>> Start Provided data

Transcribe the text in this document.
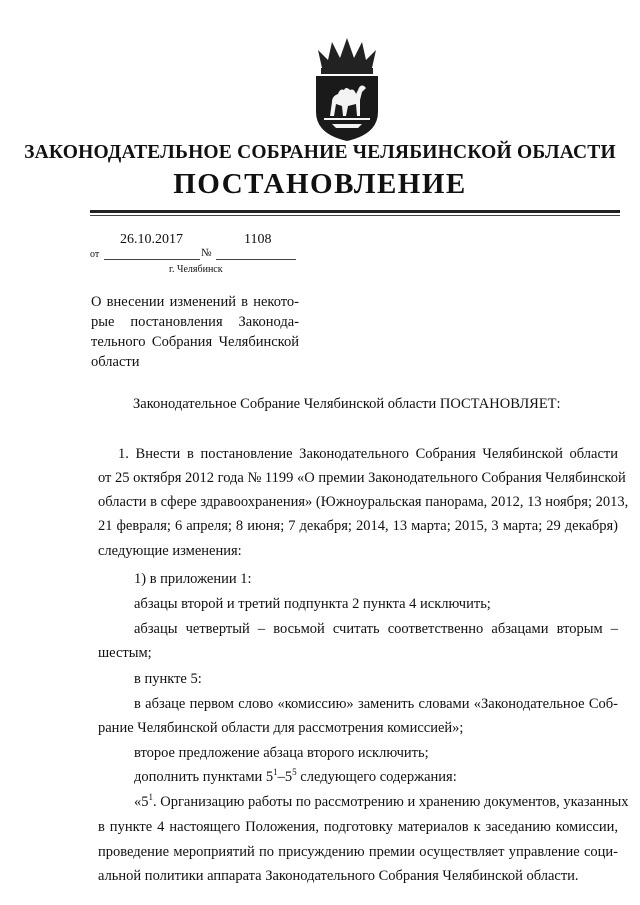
ЗАКОНОДАТЕЛЬНОЕ СОБРАНИЕ ЧЕЛЯБИНСКОЙ ОБЛАСТИ
ПОСТАНОВЛЕНИЕ
от
26.10.2017
№
1108
г. Челябинск
О внесении изменений в некото-
рые постановления Законода-
тельного Собрания Челябинской
области
Законодательное Собрание Челябинской области ПОСТАНОВЛЯЕТ:
1. Внести в постановление Законодательного Собрания Челябинской области
от 25 октября 2012 года № 1199 «О премии Законодательного Собрания Челябинской
области в сфере здравоохранения» (Южноуральская панорама, 2012, 13 ноября; 2013,
21 февраля; 6 апреля; 8 июня; 7 декабря; 2014, 13 марта; 2015, 3 марта; 29 декабря)
следующие изменения:
1) в приложении 1:
абзацы второй и третий подпункта 2 пункта 4 исключить;
абзацы четвертый – восьмой считать соответственно абзацами вторым –
шестым;
в пункте 5:
в абзаце первом слово «комиссию» заменить словами «Законодательное Соб-
рание Челябинской области для рассмотрения комиссией»;
второе предложение абзаца второго исключить;
дополнить пунктами $5^1-5^5$ следующего содержания:
«$5^1$. Организацию работы по рассмотрению и хранению документов, указанных
в пункте 4 настоящего Положения, подготовку материалов к заседанию комиссии,
проведение мероприятий по присуждению премии осуществляет управление соци-
альной политики аппарата Законодательного Собрания Челябинской области.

>> End Provided data

Determine how many lines include the string "премии". Give no answer but the number.

**Output for this task**
2